▶ _Dataset excerpts_:
----
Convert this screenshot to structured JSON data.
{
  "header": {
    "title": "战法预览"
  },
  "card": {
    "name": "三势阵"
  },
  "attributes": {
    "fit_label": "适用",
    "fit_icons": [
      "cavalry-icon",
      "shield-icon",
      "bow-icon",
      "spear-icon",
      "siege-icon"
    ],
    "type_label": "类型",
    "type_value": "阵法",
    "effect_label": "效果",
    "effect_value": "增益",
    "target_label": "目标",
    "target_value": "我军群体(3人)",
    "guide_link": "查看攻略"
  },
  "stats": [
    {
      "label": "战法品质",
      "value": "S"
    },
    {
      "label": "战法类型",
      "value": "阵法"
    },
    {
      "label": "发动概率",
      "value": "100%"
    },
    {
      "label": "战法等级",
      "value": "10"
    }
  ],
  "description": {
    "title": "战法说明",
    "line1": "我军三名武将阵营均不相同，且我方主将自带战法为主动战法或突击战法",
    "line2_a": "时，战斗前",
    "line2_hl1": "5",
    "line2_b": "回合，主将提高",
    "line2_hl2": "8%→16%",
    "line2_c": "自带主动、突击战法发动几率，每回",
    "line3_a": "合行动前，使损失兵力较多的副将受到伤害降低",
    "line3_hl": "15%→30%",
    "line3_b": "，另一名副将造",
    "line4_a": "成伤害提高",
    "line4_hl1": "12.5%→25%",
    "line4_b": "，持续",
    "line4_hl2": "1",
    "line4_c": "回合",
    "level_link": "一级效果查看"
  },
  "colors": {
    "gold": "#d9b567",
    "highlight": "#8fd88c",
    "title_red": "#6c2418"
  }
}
----
▶ _EXERCISE TASK_:
Each line must be given again exactly as written above.

▶ _ANSWER TO THIS TASK_:
Convert this screenshot to structured JSON data.
{
  "header": {
    "title": "战法预览"
  },
  "card": {
    "name": "三势阵"
  },
  "attributes": {
    "fit_label": "适用",
    "fit_icons": [
      "cavalry-icon",
      "shield-icon",
      "bow-icon",
      "spear-icon",
      "siege-icon"
    ],
    "type_label": "类型",
    "type_value": "阵法",
    "effect_label": "效果",
    "effect_value": "增益",
    "target_label": "目标",
    "target_value": "我军群体(3人)",
    "guide_link": "查看攻略"
  },
  "stats": [
    {
      "label": "战法品质",
      "value": "S"
    },
    {
      "label": "战法类型",
      "value": "阵法"
    },
    {
      "label": "发动概率",
      "value": "100%"
    },
    {
      "label": "战法等级",
      "value": "10"
    }
  ],
  "description": {
    "title": "战法说明",
    "line1": "我军三名武将阵营均不相同，且我方主将自带战法为主动战法或突击战法",
    "line2_a": "时，战斗前",
    "line2_hl1": "5",
    "line2_b": "回合，主将提高",
    "line2_hl2": "8%→16%",
    "line2_c": "自带主动、突击战法发动几率，每回",
    "line3_a": "合行动前，使损失兵力较多的副将受到伤害降低",
    "line3_hl": "15%→30%",
    "line3_b": "，另一名副将造",
    "line4_a": "成伤害提高",
    "line4_hl1": "12.5%→25%",
    "line4_b": "，持续",
    "line4_hl2": "1",
    "line4_c": "回合",
    "level_link": "一级效果查看"
  },
  "colors": {
    "gold": "#d9b567",
    "highlight": "#8fd88c",
    "title_red": "#6c2418"
  }
}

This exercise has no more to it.